Aim: Each line containing the word "University" must be collected.

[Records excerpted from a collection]

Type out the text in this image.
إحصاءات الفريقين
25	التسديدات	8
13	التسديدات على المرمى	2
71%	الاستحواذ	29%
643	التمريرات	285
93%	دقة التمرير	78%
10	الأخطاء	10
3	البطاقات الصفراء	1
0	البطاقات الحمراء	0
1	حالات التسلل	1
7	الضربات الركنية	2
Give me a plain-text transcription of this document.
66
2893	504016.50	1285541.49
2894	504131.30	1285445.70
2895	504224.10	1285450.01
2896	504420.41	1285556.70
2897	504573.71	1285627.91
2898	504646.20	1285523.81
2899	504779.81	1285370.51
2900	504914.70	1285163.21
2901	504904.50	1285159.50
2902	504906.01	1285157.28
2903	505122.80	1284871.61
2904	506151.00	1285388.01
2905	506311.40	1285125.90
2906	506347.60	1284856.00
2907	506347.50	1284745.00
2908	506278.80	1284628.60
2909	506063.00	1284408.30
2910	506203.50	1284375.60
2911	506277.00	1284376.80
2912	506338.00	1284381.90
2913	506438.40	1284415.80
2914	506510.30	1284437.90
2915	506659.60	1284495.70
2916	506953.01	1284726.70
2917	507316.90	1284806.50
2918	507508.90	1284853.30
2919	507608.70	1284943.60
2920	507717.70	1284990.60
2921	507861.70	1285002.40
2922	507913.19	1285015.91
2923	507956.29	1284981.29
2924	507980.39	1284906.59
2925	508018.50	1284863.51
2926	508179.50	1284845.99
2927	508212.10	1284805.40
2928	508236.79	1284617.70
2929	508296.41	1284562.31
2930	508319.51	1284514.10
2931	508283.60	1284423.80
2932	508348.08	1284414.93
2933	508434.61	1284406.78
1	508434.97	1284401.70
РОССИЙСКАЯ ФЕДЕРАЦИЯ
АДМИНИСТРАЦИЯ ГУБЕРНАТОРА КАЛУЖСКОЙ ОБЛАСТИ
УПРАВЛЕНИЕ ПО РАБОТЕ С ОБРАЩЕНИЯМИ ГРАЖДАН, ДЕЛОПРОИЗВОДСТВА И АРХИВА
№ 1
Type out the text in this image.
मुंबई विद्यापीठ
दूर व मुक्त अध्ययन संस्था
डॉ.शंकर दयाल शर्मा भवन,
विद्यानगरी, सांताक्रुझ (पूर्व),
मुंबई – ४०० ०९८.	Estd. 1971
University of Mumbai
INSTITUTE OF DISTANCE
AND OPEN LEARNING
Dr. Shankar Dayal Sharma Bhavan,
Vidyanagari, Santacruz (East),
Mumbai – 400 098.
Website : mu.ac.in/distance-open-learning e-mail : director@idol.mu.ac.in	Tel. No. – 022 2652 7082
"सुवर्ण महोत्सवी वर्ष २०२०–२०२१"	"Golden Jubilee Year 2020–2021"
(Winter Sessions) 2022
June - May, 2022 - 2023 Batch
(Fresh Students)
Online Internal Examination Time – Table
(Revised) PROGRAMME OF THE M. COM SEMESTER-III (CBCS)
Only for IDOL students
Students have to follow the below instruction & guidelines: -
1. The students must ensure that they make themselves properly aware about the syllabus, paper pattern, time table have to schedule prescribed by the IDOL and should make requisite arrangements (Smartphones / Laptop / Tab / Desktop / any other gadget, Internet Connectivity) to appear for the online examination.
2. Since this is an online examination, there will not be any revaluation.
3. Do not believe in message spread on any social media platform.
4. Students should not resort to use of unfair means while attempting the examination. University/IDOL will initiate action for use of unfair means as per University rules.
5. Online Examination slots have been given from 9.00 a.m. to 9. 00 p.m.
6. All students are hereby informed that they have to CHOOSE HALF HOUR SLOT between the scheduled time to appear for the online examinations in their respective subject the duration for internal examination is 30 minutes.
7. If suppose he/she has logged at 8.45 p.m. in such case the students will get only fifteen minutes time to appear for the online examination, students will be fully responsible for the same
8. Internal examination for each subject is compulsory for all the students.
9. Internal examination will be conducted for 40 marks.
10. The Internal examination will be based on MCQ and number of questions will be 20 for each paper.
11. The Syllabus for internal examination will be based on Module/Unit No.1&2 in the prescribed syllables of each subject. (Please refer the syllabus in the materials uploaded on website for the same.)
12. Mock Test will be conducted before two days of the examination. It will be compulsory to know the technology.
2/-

Problem solution:
University of Mumbai
4. Students should not resort to use of unfair means while attempting the examination. University/IDOL will initiate action for use of unfair means as per University rules.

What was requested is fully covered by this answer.